[Saved entries]
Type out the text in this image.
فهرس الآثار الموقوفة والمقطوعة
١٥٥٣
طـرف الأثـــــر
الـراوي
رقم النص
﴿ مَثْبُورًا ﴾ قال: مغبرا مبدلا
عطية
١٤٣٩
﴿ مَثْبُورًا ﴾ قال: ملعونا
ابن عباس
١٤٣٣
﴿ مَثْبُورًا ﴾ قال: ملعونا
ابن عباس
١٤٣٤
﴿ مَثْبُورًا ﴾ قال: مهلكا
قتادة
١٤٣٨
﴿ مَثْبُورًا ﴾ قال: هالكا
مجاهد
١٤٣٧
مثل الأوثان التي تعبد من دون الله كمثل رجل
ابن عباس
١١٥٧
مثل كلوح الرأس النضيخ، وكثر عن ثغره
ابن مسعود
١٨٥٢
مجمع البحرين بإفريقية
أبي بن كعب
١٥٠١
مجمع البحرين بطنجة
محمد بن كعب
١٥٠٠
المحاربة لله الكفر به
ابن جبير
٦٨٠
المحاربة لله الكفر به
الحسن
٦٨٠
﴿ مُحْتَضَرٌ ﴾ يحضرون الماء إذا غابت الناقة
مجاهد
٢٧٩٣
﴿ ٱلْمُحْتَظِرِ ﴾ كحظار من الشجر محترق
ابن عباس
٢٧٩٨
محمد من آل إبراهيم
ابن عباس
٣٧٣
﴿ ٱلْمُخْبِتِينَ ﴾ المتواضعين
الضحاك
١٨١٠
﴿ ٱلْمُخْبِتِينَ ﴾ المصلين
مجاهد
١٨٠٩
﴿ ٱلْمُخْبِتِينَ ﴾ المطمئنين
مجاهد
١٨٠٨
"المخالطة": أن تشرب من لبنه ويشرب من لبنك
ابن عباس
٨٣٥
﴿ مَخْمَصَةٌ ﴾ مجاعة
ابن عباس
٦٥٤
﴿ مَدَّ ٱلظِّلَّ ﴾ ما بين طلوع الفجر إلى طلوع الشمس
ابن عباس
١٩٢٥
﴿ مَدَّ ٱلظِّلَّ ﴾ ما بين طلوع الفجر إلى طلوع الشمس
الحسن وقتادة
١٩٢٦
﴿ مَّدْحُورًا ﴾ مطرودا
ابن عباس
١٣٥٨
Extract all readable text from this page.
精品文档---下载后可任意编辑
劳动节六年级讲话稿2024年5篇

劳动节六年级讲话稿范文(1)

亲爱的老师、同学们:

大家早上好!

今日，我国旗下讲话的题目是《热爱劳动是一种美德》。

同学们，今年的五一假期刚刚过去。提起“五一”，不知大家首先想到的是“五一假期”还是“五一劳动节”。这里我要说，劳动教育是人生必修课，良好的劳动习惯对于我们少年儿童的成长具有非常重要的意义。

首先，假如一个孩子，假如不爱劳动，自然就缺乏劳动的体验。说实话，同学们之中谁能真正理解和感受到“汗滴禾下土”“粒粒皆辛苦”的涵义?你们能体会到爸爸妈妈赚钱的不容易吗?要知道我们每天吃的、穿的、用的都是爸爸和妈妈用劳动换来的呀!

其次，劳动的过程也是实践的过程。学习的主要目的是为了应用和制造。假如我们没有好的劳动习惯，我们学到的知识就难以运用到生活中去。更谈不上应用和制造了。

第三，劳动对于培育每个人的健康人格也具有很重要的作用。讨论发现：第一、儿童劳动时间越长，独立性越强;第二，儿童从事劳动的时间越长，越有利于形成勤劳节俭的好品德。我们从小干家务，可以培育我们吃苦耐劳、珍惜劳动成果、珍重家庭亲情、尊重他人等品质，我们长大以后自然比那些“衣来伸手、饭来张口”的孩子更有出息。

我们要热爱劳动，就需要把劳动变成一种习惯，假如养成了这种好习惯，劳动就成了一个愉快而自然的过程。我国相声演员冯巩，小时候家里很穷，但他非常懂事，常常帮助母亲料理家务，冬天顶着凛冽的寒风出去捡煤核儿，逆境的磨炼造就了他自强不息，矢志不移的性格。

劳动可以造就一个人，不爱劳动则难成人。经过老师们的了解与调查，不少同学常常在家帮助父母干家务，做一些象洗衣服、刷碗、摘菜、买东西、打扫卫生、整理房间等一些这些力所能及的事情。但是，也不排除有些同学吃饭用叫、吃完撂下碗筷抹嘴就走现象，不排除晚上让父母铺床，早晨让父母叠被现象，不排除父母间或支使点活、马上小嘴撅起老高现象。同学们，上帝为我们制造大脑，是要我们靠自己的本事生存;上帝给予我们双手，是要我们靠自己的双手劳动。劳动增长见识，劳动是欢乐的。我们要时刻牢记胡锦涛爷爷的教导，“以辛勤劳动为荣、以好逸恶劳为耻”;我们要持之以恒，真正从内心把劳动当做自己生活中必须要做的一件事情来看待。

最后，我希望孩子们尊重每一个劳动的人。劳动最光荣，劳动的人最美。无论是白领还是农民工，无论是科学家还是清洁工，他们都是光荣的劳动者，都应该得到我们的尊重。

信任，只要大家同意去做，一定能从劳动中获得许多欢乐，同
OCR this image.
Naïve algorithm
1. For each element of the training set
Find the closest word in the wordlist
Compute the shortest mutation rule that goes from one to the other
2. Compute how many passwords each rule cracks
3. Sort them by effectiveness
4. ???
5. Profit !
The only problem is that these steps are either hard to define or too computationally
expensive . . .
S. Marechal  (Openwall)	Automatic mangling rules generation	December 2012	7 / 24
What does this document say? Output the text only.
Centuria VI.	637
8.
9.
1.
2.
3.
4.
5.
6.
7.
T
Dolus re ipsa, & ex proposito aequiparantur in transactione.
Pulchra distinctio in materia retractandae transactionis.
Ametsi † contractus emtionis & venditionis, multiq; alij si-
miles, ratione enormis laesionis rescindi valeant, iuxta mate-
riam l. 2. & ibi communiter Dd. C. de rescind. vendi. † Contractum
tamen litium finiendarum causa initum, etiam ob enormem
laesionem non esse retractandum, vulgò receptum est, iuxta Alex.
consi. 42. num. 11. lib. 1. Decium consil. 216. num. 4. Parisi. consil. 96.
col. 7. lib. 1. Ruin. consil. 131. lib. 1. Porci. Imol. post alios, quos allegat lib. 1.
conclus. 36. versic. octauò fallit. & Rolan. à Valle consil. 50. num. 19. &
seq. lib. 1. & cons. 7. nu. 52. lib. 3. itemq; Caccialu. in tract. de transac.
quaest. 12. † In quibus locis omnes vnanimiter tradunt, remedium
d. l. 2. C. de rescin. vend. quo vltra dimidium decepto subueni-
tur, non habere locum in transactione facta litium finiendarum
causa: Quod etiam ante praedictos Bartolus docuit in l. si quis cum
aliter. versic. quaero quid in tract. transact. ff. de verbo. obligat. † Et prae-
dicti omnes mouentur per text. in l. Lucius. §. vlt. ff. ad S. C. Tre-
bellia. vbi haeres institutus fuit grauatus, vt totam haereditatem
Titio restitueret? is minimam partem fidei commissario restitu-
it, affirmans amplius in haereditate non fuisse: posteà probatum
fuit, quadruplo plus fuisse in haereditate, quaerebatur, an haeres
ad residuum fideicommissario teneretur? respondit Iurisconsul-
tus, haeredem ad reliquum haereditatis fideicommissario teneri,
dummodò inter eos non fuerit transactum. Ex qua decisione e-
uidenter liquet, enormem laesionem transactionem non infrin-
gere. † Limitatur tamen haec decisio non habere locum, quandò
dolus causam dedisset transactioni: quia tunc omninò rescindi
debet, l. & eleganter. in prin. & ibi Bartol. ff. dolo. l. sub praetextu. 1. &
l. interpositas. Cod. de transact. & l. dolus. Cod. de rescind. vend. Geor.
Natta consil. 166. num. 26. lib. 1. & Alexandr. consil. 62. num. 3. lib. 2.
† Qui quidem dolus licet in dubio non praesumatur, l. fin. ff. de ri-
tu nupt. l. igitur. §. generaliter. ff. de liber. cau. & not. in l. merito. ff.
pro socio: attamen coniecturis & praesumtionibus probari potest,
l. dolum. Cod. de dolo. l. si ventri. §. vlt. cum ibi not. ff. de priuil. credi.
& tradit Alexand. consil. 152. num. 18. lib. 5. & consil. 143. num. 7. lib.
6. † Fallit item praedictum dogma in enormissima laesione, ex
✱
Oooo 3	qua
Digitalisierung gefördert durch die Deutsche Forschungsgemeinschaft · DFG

# [Task objective]
Identify each line in the entries with the word "finiendarum" and copy it.

# [Answer for this exercise]
tamen litium finiendarum causa initum, etiam ob enormem
tur, non habere locum in transactione facta litium finiendarum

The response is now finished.